### PROVIDED ENTRIES

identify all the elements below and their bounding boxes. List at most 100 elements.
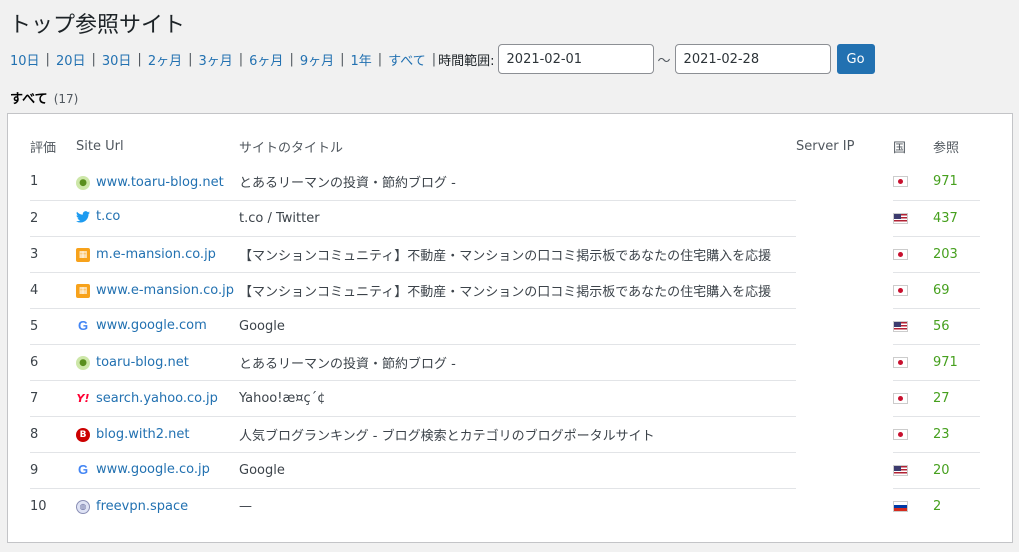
row-country — [893, 164, 933, 200]
row-site-title: とあるリーマンの投資・節約ブログ - — [239, 343, 796, 380]
twitter-icon — [76, 210, 96, 224]
row-rank: 2 — [30, 199, 76, 236]
filter-9-months[interactable]: 9ヶ月 — [300, 50, 334, 69]
range-separator: ～ — [657, 53, 671, 69]
page-title: トップ参照サイト — [9, 13, 186, 38]
go-button[interactable]: Go — [836, 44, 875, 74]
jp-flag-icon — [893, 428, 908, 440]
row-country — [893, 487, 933, 524]
row-views: 20 — [933, 451, 980, 488]
row-site-url-cell: ◍ freevpn.space — [76, 487, 239, 524]
column-site-url: Site Url — [76, 138, 124, 154]
top-referrers-table: 評価 Site Url サイトのタイトル Server IP 国 参照 1 ● ww… — [30, 128, 980, 524]
row-rank: 3 — [30, 235, 76, 272]
view-all-link[interactable]: すべて — [10, 92, 48, 107]
site-url-link[interactable]: ▦ m.e-mansion.co.jp — [76, 247, 216, 262]
row-rank: 10 — [30, 487, 76, 524]
globe-icon: ◍ — [76, 499, 96, 514]
filter-20-days[interactable]: 20日 — [56, 50, 86, 69]
site-url-text: www.toaru-blog.net — [96, 175, 224, 190]
row-country — [893, 307, 933, 344]
filter-1-year[interactable]: 1年 — [351, 50, 372, 69]
table-row: 4 ▦ www.e-mansion.co.jp 【マンションコミュニティ】不動産・マン… — [30, 271, 980, 308]
site-url-text: t.co — [96, 209, 121, 225]
e-mansion-icon: ▦ — [76, 247, 96, 262]
jp-flag-icon — [893, 284, 908, 296]
row-site-url-cell: Gwww.google.co.jp — [76, 451, 239, 488]
site-url-text: search.yahoo.co.jp — [96, 390, 218, 406]
site-url-link[interactable]: ● toaru-blog.net — [76, 355, 189, 370]
row-country — [893, 451, 933, 488]
row-server-ip — [796, 416, 893, 452]
row-rank: 8 — [30, 415, 76, 452]
table-row: 6 ● toaru-blog.net とあるリーマンの投資・節約ブログ - 971 — [30, 343, 980, 380]
row-site-title: 【マンションコミュニティ】不動産・マンションの口コミ掲示板であなたの住宅購入を応… — [239, 235, 796, 272]
view-filter: すべて (17) — [10, 88, 78, 107]
view-all-count: (17) — [53, 92, 79, 106]
site-url-link[interactable]: Bblog.with2.net — [76, 427, 190, 442]
filter-6-months[interactable]: 6ヶ月 — [249, 50, 283, 69]
row-country — [893, 235, 933, 272]
jp-flag-icon — [893, 248, 908, 260]
row-country — [893, 415, 933, 452]
filter-all[interactable]: すべて — [388, 50, 426, 69]
row-site-url-cell: Y! search.yahoo.co.jp — [76, 379, 239, 416]
us-flag-icon — [893, 320, 908, 332]
site-url-link[interactable]: ● www.toaru-blog.net — [76, 175, 224, 190]
column-country: 国 — [893, 140, 907, 156]
site-url-link[interactable]: Y! search.yahoo.co.jp — [76, 391, 218, 406]
filter-2-months[interactable]: 2ヶ月 — [148, 50, 182, 69]
column-site-title: サイトのタイトル — [239, 140, 344, 156]
ru-flag-icon — [893, 500, 908, 512]
site-url-text: toaru-blog.net — [96, 355, 189, 371]
row-site-url-cell: ● toaru-blog.net — [76, 343, 239, 380]
jp-flag-icon — [893, 356, 908, 368]
row-server-ip — [796, 452, 893, 488]
row-site-title: Yahoo!æ¤ç´¢ — [239, 379, 796, 416]
row-country — [893, 271, 933, 308]
site-url-link[interactable]: ▦ www.e-mansion.co.jp — [76, 283, 234, 298]
row-country — [893, 199, 933, 236]
date-to-input[interactable] — [674, 44, 831, 74]
row-site-url-cell: ▦ m.e-mansion.co.jp — [76, 235, 239, 272]
date-from-input[interactable] — [497, 44, 654, 74]
filter-3-months[interactable]: 3ヶ月 — [198, 50, 232, 69]
row-views: 971 — [933, 174, 958, 190]
row-site-url-cell: Gwww.google.com — [76, 307, 239, 344]
row-views: 23 — [933, 415, 980, 452]
row-site-url-cell: ● www.toaru-blog.net — [76, 164, 239, 200]
row-views: 203 — [933, 235, 980, 272]
table-row: 10 ◍ freevpn.space — 2 — [30, 487, 980, 524]
site-url-link[interactable]: t.co — [76, 209, 120, 224]
row-site-url-cell: t.co — [76, 199, 239, 236]
google-icon: G — [77, 462, 89, 477]
row-server-ip — [796, 164, 893, 200]
toaru-blog-icon: ● — [76, 355, 96, 370]
row-site-title: Google — [239, 451, 796, 488]
row-site-title: Google — [239, 307, 796, 344]
row-site-title: — — [239, 487, 796, 524]
us-flag-icon — [893, 464, 908, 476]
site-url-link[interactable]: ◍ freevpn.space — [76, 499, 188, 514]
row-views: 27 — [933, 379, 980, 416]
row-rank: 7 — [30, 379, 76, 416]
row-country — [893, 379, 933, 416]
filter-10-days[interactable]: 10日 — [10, 50, 40, 69]
row-rank: 1 — [30, 174, 39, 190]
e-mansion-icon: ▦ — [76, 283, 96, 298]
row-server-ip — [796, 272, 893, 308]
date-filter-bar: 10日 | 20日 | 30日 | 2ヶ月 | 3ヶ月 | 6ヶ月 | 9ヶ月 | 1年 | す… — [10, 44, 875, 74]
row-site-title: t.co / Twitter — [239, 199, 796, 236]
filter-30-days[interactable]: 30日 — [102, 50, 132, 69]
row-views: 437 — [933, 199, 980, 236]
row-views: 971 — [933, 343, 980, 380]
site-url-link[interactable]: Gwww.google.co.jp — [76, 462, 210, 477]
google-icon: G — [77, 318, 89, 333]
site-url-text: www.google.com — [96, 318, 207, 333]
row-rank: 4 — [30, 271, 76, 308]
row-site-title: 【マンションコミュニティ】不動産・マンションの口コミ掲示板であなたの住宅購入を応… — [239, 271, 796, 308]
row-country — [893, 343, 933, 380]
site-url-link[interactable]: Gwww.google.com — [76, 318, 207, 333]
row-site-title: 人気ブログランキング - ブログ検索とカテゴリのブログポータルサイト — [239, 415, 796, 452]
site-url-text: www.e-mansion.co.jp — [96, 283, 234, 299]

######

Reproduce every line of the items above verbatim, leaving out the pictures.

identify all the elements below and their bounding boxes. List at most 100 elements.
row-country — [893, 164, 933, 200]
row-site-title: とあるリーマンの投資・節約ブログ - — [239, 343, 796, 380]
twitter-icon — [76, 210, 96, 224]
row-rank: 2 — [30, 199, 76, 236]
filter-9-months[interactable]: 9ヶ月 — [300, 50, 334, 69]
range-separator: ～ — [657, 53, 671, 69]
page-title: トップ参照サイト — [9, 13, 186, 38]
go-button[interactable]: Go — [836, 44, 875, 74]
jp-flag-icon — [893, 428, 908, 440]
row-country — [893, 487, 933, 524]
row-views: 20 — [933, 451, 980, 488]
row-site-url-cell: ◍ freevpn.space — [76, 487, 239, 524]
column-site-url: Site Url — [76, 138, 124, 154]
top-referrers-table: 評価 Site Url サイトのタイトル Server IP 国 参照 1 ● ww… — [30, 128, 980, 524]
row-rank: 3 — [30, 235, 76, 272]
view-all-link[interactable]: すべて — [10, 92, 48, 107]
site-url-link[interactable]: ▦ m.e-mansion.co.jp — [76, 247, 216, 262]
row-rank: 10 — [30, 487, 76, 524]
globe-icon: ◍ — [76, 499, 96, 514]
filter-20-days[interactable]: 20日 — [56, 50, 86, 69]
site-url-text: www.toaru-blog.net — [96, 175, 224, 190]
row-country — [893, 307, 933, 344]
filter-1-year[interactable]: 1年 — [351, 50, 372, 69]
table-row: 4 ▦ www.e-mansion.co.jp 【マンションコミュニティ】不動産・マン… — [30, 271, 980, 308]
site-url-text: t.co — [96, 209, 121, 225]
e-mansion-icon: ▦ — [76, 247, 96, 262]
jp-flag-icon — [893, 284, 908, 296]
row-site-url-cell: Gwww.google.co.jp — [76, 451, 239, 488]
site-url-text: search.yahoo.co.jp — [96, 390, 218, 406]
site-url-link[interactable]: ● toaru-blog.net — [76, 355, 189, 370]
row-country — [893, 451, 933, 488]
row-server-ip — [796, 416, 893, 452]
row-rank: 8 — [30, 415, 76, 452]
table-row: 6 ● toaru-blog.net とあるリーマンの投資・節約ブログ - 971 — [30, 343, 980, 380]
row-site-title: 【マンションコミュニティ】不動産・マンションの口コミ掲示板であなたの住宅購入を応… — [239, 235, 796, 272]
view-filter: すべて (17) — [10, 88, 78, 107]
view-all-count: (17) — [53, 92, 79, 106]
site-url-link[interactable]: Bblog.with2.net — [76, 427, 190, 442]
filter-6-months[interactable]: 6ヶ月 — [249, 50, 283, 69]
row-country — [893, 235, 933, 272]
jp-flag-icon — [893, 248, 908, 260]
row-country — [893, 415, 933, 452]
filter-all[interactable]: すべて — [388, 50, 426, 69]
row-site-url-cell: Y! search.yahoo.co.jp — [76, 379, 239, 416]
us-flag-icon — [893, 320, 908, 332]
site-url-link[interactable]: ● www.toaru-blog.net — [76, 175, 224, 190]
column-country: 国 — [893, 140, 907, 156]
site-url-link[interactable]: Y! search.yahoo.co.jp — [76, 391, 218, 406]
filter-2-months[interactable]: 2ヶ月 — [148, 50, 182, 69]
column-site-title: サイトのタイトル — [239, 140, 344, 156]
ru-flag-icon — [893, 500, 908, 512]
site-url-text: toaru-blog.net — [96, 355, 189, 371]
row-site-url-cell: ● toaru-blog.net — [76, 343, 239, 380]
jp-flag-icon — [893, 356, 908, 368]
row-server-ip — [796, 452, 893, 488]
row-site-title: Yahoo!æ¤ç´¢ — [239, 379, 796, 416]
row-country — [893, 271, 933, 308]
site-url-link[interactable]: ▦ www.e-mansion.co.jp — [76, 283, 234, 298]
row-country — [893, 199, 933, 236]
date-to-input[interactable] — [674, 44, 831, 74]
row-site-url-cell: ▦ m.e-mansion.co.jp — [76, 235, 239, 272]
date-from-input[interactable] — [497, 44, 654, 74]
filter-3-months[interactable]: 3ヶ月 — [198, 50, 232, 69]
row-views: 971 — [933, 174, 958, 190]
row-site-url-cell: Gwww.google.com — [76, 307, 239, 344]
row-views: 23 — [933, 415, 980, 452]
row-site-url-cell: ● www.toaru-blog.net — [76, 164, 239, 200]
row-views: 203 — [933, 235, 980, 272]
table-row: 10 ◍ freevpn.space — 2 — [30, 487, 980, 524]
site-url-link[interactable]: t.co — [76, 209, 120, 224]
row-site-url-cell: t.co — [76, 199, 239, 236]
google-icon: G — [77, 462, 89, 477]
row-server-ip — [796, 164, 893, 200]
toaru-blog-icon: ● — [76, 355, 96, 370]
row-site-title: Google — [239, 451, 796, 488]
row-site-title: Google — [239, 307, 796, 344]
row-site-title: — — [239, 487, 796, 524]
us-flag-icon — [893, 464, 908, 476]
site-url-link[interactable]: ◍ freevpn.space — [76, 499, 188, 514]
row-views: 27 — [933, 379, 980, 416]
row-rank: 7 — [30, 379, 76, 416]
row-country — [893, 379, 933, 416]
filter-10-days[interactable]: 10日 — [10, 50, 40, 69]
row-rank: 1 — [30, 174, 39, 190]
e-mansion-icon: ▦ — [76, 283, 96, 298]
row-server-ip — [796, 272, 893, 308]
date-filter-bar: 10日 | 20日 | 30日 | 2ヶ月 | 3ヶ月 | 6ヶ月 | 9ヶ月 | 1年 | す… — [10, 44, 875, 74]
row-site-title: t.co / Twitter — [239, 199, 796, 236]
filter-30-days[interactable]: 30日 — [102, 50, 132, 69]
row-views: 437 — [933, 199, 980, 236]
row-views: 971 — [933, 343, 980, 380]
site-url-link[interactable]: Gwww.google.co.jp — [76, 462, 210, 477]
google-icon: G — [77, 318, 89, 333]
site-url-text: www.google.com — [96, 318, 207, 333]
row-rank: 4 — [30, 271, 76, 308]
row-site-title: 【マンションコミュニティ】不動産・マンションの口コミ掲示板であなたの住宅購入を応… — [239, 271, 796, 308]
row-country — [893, 343, 933, 380]
site-url-link[interactable]: Gwww.google.com — [76, 318, 207, 333]
row-site-title: 人気ブログランキング - ブログ検索とカテゴリのブログポータルサイト — [239, 415, 796, 452]
site-url-text: www.e-mansion.co.jp — [96, 283, 234, 299]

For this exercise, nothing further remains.